▶ **YOUR INSTRUCTIONS**: Repeat every record exactly, but keep images out of the copy.

▶ **EXTRACTED ENTRIES**:
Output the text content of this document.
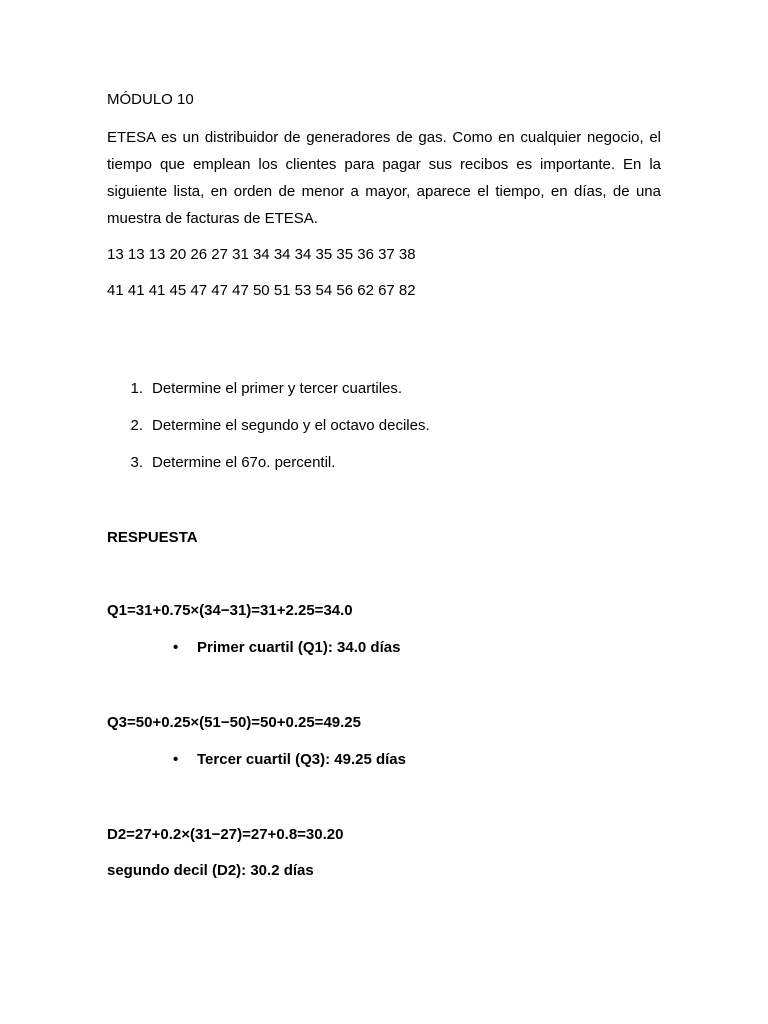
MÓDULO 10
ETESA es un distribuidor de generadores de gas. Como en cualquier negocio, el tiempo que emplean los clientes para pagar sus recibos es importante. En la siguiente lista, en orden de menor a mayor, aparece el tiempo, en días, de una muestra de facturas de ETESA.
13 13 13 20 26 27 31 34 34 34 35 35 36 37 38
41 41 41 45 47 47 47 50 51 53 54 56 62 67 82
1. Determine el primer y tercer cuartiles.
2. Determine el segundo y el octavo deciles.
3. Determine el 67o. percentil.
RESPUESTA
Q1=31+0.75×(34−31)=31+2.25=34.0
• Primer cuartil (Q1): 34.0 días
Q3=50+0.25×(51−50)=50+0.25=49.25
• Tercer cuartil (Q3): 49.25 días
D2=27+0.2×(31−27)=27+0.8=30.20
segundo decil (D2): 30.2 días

▶ **CORRECT OUTPUT**:
Output the text content of this document.
MÓDULO 10
ETESA es un distribuidor de generadores de gas. Como en cualquier negocio, el tiempo que emplean los clientes para pagar sus recibos es importante. En la siguiente lista, en orden de menor a mayor, aparece el tiempo, en días, de una muestra de facturas de ETESA.
13 13 13 20 26 27 31 34 34 34 35 35 36 37 38
41 41 41 45 47 47 47 50 51 53 54 56 62 67 82
1. Determine el primer y tercer cuartiles.
2. Determine el segundo y el octavo deciles.
3. Determine el 67o. percentil.
RESPUESTA
Q1=31+0.75×(34−31)=31+2.25=34.0
• Primer cuartil (Q1): 34.0 días
Q3=50+0.25×(51−50)=50+0.25=49.25
• Tercer cuartil (Q3): 49.25 días
D2=27+0.2×(31−27)=27+0.8=30.20
segundo decil (D2): 30.2 días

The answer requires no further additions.